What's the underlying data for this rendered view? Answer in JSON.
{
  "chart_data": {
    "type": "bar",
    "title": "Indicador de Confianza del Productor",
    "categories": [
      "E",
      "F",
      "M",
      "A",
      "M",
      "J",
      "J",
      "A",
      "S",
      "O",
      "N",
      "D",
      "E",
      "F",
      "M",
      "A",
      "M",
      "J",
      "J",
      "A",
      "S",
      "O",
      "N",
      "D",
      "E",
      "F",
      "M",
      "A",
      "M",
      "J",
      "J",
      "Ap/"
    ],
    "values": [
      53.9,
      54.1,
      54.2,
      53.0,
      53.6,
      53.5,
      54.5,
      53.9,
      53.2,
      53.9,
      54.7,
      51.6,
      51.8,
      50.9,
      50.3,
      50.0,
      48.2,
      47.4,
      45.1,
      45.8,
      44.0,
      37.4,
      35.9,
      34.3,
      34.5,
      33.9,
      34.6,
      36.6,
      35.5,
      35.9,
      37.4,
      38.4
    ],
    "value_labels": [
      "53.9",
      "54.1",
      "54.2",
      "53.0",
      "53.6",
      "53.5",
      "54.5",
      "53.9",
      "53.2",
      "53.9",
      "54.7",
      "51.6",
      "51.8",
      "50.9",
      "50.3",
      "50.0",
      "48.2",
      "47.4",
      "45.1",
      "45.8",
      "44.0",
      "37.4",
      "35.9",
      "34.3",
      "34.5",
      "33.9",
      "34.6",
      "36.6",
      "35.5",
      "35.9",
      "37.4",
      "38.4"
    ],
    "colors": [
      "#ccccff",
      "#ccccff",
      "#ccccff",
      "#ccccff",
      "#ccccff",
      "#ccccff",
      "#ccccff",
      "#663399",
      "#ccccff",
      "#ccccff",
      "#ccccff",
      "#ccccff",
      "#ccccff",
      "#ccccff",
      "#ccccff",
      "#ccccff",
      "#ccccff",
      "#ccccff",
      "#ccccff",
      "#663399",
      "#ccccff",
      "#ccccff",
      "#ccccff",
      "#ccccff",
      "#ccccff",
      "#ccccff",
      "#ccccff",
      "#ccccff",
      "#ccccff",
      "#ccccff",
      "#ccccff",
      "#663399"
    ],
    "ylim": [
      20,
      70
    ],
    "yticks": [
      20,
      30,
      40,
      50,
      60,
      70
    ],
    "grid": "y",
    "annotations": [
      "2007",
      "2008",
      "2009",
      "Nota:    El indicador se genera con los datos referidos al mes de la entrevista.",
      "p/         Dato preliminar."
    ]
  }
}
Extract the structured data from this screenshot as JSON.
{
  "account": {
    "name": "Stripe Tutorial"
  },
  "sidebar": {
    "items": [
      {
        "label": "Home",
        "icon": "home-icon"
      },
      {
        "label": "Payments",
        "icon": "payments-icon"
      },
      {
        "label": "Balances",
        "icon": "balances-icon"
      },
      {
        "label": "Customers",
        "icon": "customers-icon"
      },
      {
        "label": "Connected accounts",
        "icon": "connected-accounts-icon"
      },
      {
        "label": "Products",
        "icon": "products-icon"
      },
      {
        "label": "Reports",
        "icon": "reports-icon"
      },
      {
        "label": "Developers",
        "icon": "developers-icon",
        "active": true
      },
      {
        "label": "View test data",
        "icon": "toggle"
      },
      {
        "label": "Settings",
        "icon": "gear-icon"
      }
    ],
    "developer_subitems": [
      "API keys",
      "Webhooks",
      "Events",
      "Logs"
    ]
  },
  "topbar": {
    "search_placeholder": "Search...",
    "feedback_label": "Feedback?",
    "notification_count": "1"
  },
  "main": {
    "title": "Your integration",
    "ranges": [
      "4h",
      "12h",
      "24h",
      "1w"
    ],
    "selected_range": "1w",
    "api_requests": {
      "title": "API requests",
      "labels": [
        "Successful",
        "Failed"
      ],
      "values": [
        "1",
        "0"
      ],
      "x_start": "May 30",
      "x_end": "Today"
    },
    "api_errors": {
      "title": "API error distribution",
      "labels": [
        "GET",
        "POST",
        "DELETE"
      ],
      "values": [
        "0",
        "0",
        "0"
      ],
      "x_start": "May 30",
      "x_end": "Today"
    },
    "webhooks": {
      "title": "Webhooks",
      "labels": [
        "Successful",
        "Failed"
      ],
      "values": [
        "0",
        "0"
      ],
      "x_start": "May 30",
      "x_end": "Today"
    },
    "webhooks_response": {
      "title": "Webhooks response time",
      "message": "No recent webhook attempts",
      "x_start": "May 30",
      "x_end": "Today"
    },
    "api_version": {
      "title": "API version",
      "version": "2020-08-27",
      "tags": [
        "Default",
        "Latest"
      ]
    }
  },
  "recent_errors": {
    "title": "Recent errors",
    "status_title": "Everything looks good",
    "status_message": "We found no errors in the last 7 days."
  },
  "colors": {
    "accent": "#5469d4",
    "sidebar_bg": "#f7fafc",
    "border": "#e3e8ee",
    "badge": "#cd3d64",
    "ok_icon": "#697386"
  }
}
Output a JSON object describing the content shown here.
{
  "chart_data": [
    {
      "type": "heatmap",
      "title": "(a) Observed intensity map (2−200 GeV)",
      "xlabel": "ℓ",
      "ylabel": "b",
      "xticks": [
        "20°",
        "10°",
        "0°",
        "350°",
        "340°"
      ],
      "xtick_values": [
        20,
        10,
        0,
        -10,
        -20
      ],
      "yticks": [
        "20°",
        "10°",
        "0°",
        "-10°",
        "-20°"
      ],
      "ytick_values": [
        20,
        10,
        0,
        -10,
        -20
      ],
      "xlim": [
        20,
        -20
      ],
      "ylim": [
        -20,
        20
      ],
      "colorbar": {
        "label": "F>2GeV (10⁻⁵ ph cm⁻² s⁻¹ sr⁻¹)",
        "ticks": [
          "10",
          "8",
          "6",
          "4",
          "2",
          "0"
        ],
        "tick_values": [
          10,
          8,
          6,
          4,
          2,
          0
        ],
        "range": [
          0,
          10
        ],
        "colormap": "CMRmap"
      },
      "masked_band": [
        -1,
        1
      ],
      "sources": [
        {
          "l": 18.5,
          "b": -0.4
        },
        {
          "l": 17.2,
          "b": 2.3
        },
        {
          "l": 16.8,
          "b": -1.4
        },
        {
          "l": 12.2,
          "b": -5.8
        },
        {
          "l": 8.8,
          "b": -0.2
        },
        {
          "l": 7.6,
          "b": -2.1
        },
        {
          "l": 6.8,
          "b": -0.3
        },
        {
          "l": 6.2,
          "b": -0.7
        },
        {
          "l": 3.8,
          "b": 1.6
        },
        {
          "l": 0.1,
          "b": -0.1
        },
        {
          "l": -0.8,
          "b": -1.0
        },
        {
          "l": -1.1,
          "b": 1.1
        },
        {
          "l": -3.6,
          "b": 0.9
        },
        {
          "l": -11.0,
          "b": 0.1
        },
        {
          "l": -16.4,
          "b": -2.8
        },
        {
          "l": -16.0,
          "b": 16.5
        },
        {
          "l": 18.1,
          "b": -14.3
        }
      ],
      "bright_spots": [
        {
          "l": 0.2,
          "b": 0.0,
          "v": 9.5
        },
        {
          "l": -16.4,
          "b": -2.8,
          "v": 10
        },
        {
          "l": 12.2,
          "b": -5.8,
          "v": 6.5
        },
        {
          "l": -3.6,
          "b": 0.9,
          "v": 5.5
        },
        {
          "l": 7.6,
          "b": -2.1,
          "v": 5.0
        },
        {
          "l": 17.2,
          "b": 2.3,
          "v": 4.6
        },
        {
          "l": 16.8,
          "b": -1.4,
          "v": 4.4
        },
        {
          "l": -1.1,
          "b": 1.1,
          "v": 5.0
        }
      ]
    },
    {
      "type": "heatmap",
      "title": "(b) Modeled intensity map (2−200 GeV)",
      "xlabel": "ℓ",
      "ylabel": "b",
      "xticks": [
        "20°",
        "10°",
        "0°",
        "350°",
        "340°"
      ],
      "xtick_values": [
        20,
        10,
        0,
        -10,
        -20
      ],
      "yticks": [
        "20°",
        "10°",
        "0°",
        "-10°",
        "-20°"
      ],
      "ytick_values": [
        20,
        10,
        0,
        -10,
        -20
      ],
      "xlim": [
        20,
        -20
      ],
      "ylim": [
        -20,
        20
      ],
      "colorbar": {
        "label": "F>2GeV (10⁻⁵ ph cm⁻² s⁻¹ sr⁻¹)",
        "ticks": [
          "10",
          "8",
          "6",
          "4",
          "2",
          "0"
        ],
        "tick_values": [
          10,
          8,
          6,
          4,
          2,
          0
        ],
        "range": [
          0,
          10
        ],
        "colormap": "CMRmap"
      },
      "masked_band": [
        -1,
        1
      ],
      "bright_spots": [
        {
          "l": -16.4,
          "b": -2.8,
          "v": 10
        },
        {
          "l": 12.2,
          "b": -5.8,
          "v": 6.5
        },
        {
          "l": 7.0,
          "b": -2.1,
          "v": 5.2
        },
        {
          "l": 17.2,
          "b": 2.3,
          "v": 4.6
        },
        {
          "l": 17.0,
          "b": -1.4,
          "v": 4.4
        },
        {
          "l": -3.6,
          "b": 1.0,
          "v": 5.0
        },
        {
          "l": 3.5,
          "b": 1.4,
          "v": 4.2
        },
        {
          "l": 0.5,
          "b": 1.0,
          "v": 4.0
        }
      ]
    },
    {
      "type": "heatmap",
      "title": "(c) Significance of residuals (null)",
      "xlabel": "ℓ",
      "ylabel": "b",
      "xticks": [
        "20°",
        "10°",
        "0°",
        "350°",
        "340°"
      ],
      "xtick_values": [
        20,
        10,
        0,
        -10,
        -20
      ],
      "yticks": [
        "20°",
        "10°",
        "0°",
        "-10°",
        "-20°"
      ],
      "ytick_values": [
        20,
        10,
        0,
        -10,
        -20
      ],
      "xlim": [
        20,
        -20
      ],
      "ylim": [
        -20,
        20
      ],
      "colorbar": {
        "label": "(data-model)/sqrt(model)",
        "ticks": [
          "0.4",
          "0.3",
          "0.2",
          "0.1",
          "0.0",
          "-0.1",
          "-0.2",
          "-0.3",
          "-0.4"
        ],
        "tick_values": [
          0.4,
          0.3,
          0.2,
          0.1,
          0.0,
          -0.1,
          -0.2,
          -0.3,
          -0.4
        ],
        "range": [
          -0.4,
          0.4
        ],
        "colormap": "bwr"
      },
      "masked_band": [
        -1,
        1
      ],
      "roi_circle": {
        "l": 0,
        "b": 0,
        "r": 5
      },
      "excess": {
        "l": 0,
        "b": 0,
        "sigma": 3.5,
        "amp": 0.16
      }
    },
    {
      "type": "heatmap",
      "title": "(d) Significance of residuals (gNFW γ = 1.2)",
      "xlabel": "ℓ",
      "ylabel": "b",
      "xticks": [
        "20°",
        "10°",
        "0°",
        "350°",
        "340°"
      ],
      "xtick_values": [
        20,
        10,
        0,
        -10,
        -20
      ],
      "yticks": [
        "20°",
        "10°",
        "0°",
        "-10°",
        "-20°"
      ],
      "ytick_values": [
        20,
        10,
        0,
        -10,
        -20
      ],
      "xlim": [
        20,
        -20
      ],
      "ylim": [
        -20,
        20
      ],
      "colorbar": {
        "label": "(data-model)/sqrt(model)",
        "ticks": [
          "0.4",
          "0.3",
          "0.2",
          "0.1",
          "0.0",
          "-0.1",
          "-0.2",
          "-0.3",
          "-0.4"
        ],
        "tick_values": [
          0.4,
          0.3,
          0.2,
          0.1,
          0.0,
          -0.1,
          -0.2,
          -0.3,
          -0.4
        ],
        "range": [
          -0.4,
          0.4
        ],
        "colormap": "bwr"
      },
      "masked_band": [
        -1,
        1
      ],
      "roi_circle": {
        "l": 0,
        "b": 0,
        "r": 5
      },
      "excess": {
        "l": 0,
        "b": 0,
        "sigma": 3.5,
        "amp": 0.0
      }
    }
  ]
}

#### Goal of the exercise
Check each line above for the string "this", then copy the ones that have it.

#### Exercise result
What's the underlying data for this rendered view? Answer in JSON.
Extract the structured data from this screenshot as JSON.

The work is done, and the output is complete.